* begin Data for this task *
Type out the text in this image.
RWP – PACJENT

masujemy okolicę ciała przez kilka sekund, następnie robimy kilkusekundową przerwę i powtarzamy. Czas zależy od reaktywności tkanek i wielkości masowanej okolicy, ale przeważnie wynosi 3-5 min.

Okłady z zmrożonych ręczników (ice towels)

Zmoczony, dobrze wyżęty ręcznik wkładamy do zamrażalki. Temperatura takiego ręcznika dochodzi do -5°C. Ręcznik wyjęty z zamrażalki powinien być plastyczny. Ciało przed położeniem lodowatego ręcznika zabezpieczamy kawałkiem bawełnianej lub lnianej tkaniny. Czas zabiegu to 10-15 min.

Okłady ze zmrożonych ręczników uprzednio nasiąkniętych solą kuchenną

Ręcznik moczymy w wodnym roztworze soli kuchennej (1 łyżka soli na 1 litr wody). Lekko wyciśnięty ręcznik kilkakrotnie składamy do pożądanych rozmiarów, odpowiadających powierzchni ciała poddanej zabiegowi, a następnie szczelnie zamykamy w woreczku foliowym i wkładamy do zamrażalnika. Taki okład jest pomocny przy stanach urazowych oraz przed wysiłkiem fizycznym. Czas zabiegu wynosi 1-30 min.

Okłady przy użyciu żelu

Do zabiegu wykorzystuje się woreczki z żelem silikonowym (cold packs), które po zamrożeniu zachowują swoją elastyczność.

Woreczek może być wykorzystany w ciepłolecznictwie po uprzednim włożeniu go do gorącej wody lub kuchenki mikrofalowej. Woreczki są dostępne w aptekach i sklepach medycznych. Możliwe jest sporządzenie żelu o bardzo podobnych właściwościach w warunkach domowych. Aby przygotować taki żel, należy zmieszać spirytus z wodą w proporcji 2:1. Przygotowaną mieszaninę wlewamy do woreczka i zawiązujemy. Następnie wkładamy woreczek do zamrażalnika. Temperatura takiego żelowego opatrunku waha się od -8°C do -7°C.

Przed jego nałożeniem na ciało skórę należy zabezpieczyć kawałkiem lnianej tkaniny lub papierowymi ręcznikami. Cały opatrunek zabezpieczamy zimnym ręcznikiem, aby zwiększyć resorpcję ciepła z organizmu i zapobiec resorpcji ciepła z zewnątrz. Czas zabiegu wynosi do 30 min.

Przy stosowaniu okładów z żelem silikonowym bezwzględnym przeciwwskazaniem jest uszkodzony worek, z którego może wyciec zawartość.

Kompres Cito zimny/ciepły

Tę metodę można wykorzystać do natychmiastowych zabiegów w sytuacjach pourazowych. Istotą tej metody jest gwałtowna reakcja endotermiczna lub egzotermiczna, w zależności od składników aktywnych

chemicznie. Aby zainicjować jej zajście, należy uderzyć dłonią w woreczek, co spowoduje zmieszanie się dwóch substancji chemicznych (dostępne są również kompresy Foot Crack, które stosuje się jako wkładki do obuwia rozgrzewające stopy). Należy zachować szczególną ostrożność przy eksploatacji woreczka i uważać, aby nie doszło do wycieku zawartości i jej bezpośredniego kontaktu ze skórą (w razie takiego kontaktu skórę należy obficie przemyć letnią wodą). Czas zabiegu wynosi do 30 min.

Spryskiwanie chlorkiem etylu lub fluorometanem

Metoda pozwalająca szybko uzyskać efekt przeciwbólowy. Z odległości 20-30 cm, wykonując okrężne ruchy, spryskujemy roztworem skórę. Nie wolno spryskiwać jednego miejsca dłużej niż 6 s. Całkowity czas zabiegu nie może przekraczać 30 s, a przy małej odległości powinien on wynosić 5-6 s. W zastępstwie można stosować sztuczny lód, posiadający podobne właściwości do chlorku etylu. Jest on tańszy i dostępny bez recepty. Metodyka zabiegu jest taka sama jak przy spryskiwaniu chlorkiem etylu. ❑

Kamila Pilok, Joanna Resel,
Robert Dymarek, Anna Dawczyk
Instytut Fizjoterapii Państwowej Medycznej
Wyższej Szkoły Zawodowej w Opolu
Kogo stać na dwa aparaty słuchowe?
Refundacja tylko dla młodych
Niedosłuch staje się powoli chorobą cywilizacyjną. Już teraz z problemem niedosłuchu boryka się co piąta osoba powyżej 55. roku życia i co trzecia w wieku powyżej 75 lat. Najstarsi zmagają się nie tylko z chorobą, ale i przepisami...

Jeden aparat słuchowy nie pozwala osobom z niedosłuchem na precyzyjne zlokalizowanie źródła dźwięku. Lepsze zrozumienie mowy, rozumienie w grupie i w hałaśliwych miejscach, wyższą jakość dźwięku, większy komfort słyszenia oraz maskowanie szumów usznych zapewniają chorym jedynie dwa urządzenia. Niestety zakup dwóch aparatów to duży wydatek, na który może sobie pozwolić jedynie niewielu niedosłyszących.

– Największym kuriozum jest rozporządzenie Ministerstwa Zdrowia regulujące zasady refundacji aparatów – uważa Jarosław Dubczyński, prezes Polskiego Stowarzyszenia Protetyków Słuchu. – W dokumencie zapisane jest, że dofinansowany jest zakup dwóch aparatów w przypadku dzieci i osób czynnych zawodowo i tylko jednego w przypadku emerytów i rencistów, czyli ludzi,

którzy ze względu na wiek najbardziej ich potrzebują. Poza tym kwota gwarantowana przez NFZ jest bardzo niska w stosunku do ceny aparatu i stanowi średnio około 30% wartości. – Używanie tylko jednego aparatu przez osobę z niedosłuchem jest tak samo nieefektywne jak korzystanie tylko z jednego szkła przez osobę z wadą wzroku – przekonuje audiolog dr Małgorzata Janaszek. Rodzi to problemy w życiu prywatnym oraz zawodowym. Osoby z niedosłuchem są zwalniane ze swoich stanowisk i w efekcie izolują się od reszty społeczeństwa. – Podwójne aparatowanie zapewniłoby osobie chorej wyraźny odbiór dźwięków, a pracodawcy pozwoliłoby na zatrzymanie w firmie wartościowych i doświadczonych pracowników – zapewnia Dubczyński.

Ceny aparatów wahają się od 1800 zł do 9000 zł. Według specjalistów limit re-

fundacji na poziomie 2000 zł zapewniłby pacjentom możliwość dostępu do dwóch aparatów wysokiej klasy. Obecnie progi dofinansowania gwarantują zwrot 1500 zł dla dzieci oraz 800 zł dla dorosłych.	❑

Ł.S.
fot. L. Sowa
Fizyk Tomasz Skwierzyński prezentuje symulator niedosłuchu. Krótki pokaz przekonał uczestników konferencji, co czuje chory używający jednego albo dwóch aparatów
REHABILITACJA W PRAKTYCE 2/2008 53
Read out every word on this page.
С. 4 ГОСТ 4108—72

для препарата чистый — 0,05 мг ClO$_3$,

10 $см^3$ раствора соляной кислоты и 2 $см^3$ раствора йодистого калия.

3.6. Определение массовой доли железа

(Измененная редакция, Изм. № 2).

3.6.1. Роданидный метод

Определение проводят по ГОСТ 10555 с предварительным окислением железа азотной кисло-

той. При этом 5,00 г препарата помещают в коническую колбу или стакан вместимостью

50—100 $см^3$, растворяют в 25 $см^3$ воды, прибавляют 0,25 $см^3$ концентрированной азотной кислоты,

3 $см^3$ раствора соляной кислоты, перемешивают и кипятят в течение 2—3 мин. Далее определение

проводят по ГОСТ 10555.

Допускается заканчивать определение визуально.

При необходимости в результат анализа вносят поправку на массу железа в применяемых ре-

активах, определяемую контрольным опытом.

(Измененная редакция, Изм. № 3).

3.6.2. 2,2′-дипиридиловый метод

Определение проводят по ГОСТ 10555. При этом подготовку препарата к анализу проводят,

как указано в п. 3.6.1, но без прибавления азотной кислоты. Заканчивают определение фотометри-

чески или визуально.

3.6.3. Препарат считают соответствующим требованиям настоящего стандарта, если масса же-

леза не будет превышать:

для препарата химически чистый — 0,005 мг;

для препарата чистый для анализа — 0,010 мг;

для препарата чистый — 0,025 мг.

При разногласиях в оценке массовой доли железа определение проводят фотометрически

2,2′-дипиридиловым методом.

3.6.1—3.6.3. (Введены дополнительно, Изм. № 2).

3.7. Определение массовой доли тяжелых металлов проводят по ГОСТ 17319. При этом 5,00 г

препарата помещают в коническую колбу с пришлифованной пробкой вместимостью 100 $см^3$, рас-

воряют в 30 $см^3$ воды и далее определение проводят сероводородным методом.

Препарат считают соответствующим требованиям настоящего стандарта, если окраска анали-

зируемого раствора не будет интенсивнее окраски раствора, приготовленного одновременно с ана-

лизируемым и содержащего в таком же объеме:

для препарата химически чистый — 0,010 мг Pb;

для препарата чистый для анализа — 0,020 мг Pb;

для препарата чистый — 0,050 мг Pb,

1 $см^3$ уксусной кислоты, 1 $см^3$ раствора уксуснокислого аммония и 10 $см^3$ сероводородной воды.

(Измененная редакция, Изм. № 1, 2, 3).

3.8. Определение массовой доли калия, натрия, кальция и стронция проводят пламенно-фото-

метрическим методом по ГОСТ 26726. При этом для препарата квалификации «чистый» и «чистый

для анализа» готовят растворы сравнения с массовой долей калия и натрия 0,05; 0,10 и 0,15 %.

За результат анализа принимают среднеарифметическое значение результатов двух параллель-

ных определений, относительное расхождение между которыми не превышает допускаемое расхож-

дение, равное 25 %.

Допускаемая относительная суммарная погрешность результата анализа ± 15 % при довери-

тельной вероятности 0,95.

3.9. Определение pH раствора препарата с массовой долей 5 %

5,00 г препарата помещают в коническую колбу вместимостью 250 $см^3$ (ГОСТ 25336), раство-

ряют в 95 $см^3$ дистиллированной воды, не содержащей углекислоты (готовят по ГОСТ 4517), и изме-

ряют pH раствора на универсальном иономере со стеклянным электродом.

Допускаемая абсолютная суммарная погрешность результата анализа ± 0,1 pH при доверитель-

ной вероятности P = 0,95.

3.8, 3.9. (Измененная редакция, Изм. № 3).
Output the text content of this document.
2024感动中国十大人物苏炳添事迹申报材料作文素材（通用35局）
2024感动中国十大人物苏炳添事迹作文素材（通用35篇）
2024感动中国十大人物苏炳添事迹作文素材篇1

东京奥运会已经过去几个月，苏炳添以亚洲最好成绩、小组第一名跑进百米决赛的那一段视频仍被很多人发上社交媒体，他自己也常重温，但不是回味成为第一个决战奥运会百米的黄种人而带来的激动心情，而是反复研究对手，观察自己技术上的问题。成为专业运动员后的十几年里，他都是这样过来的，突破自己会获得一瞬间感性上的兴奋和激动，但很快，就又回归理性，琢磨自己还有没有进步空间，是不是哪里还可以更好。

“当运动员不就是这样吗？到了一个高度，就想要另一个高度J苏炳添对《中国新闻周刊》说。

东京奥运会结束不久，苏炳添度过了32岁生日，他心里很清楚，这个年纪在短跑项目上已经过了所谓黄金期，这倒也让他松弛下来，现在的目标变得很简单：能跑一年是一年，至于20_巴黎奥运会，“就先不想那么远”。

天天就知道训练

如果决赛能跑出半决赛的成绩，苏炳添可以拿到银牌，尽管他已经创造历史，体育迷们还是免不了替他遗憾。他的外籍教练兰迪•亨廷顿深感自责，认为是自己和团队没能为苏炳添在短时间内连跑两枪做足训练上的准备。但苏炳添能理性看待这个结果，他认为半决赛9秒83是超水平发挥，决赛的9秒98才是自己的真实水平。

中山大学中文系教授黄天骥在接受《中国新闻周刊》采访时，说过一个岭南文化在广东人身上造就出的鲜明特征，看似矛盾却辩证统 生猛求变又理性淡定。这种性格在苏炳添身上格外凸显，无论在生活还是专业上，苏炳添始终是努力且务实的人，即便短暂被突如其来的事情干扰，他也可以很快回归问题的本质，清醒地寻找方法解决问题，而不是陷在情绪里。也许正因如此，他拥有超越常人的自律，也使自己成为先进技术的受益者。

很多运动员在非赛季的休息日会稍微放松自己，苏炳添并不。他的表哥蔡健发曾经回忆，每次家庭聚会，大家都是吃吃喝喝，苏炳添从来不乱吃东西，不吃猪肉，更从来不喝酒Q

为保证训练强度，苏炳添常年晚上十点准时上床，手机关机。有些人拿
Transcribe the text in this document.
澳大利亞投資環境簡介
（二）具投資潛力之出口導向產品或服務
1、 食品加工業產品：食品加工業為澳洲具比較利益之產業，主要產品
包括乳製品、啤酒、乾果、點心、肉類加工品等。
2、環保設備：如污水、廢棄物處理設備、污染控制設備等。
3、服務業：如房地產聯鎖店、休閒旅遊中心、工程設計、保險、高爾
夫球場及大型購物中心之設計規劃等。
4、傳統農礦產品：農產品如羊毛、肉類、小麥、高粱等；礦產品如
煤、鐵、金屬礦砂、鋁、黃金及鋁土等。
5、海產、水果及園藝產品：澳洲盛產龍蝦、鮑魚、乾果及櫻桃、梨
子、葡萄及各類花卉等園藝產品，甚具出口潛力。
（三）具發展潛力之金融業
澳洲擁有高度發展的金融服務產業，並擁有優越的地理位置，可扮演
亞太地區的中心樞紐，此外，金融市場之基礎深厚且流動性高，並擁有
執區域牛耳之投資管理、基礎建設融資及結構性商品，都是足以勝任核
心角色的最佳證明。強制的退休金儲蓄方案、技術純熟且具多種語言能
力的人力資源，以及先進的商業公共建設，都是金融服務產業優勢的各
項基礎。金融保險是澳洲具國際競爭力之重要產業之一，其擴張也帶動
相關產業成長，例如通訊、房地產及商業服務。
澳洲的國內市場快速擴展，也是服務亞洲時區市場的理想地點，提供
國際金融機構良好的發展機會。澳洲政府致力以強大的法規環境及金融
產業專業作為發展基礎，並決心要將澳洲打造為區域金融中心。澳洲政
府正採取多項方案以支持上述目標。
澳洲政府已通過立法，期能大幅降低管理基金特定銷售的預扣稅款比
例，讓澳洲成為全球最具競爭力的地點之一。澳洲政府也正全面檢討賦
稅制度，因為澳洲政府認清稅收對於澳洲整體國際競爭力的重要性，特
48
* end Data for this task *
--- Task goal ---
Produce an exact repeat of the lines from the one containing "Transcribe the text in this document." through the last line of the data, and nothing more.

--- Output for this exercise ---
Transcribe the text in this document.
澳大利亞投資環境簡介
（二）具投資潛力之出口導向產品或服務
1、 食品加工業產品：食品加工業為澳洲具比較利益之產業，主要產品
包括乳製品、啤酒、乾果、點心、肉類加工品等。
2、環保設備：如污水、廢棄物處理設備、污染控制設備等。
3、服務業：如房地產聯鎖店、休閒旅遊中心、工程設計、保險、高爾
夫球場及大型購物中心之設計規劃等。
4、傳統農礦產品：農產品如羊毛、肉類、小麥、高粱等；礦產品如
煤、鐵、金屬礦砂、鋁、黃金及鋁土等。
5、海產、水果及園藝產品：澳洲盛產龍蝦、鮑魚、乾果及櫻桃、梨
子、葡萄及各類花卉等園藝產品，甚具出口潛力。
（三）具發展潛力之金融業
澳洲擁有高度發展的金融服務產業，並擁有優越的地理位置，可扮演
亞太地區的中心樞紐，此外，金融市場之基礎深厚且流動性高，並擁有
執區域牛耳之投資管理、基礎建設融資及結構性商品，都是足以勝任核
心角色的最佳證明。強制的退休金儲蓄方案、技術純熟且具多種語言能
力的人力資源，以及先進的商業公共建設，都是金融服務產業優勢的各
項基礎。金融保險是澳洲具國際競爭力之重要產業之一，其擴張也帶動
相關產業成長，例如通訊、房地產及商業服務。
澳洲的國內市場快速擴展，也是服務亞洲時區市場的理想地點，提供
國際金融機構良好的發展機會。澳洲政府致力以強大的法規環境及金融
產業專業作為發展基礎，並決心要將澳洲打造為區域金融中心。澳洲政
府正採取多項方案以支持上述目標。
澳洲政府已通過立法，期能大幅降低管理基金特定銷售的預扣稅款比
例，讓澳洲成為全球最具競爭力的地點之一。澳洲政府也正全面檢討賦
稅制度，因為澳洲政府認清稅收對於澳洲整體國際競爭力的重要性，特
48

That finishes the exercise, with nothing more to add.